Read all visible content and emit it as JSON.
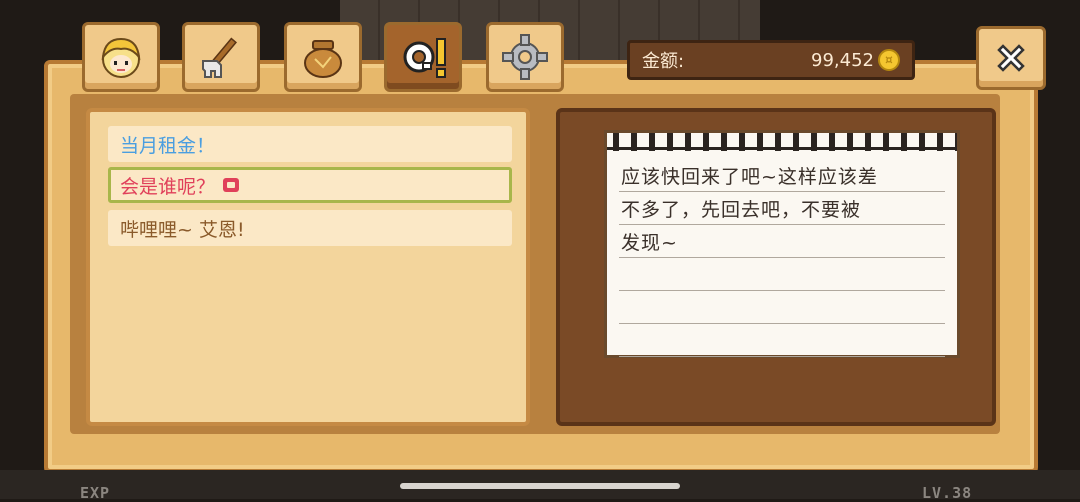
{
  "tabs": [
    {
      "name": "character",
      "icon": "blonde-character-icon"
    },
    {
      "name": "tools",
      "icon": "rake-icon"
    },
    {
      "name": "items",
      "icon": "sack-pot-icon"
    },
    {
      "name": "quest",
      "icon": "quest-q-icon"
    },
    {
      "name": "settings",
      "icon": "gear-icon"
    }
  ],
  "money": {
    "label": "金额:",
    "value": "99,452",
    "coin": "coin-icon"
  },
  "quests": [
    {
      "text": "当月租金！",
      "color": "#4a9ee0"
    },
    {
      "text": "会是谁呢？",
      "color": "#e0405a",
      "selected": true
    },
    {
      "text": "哔哩哩~ 艾恩!",
      "color": "#8a5a2a"
    }
  ],
  "note": {
    "lines": [
      "应该快回来了吧~这样应该差",
      "不多了，先回去吧，不要被",
      "发现~",
      "",
      "",
      ""
    ]
  },
  "footer": {
    "exp": "EXP",
    "level": "LV.38"
  },
  "colors": {
    "panel": "#e7b86b",
    "board": "#7a4a26",
    "selected_border": "#a8b64a"
  }
}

» WRITTEN REQUEST
In the data above, tally the lines holding "name" and answer with the figure only.

» EXERCISE OUTPUT
5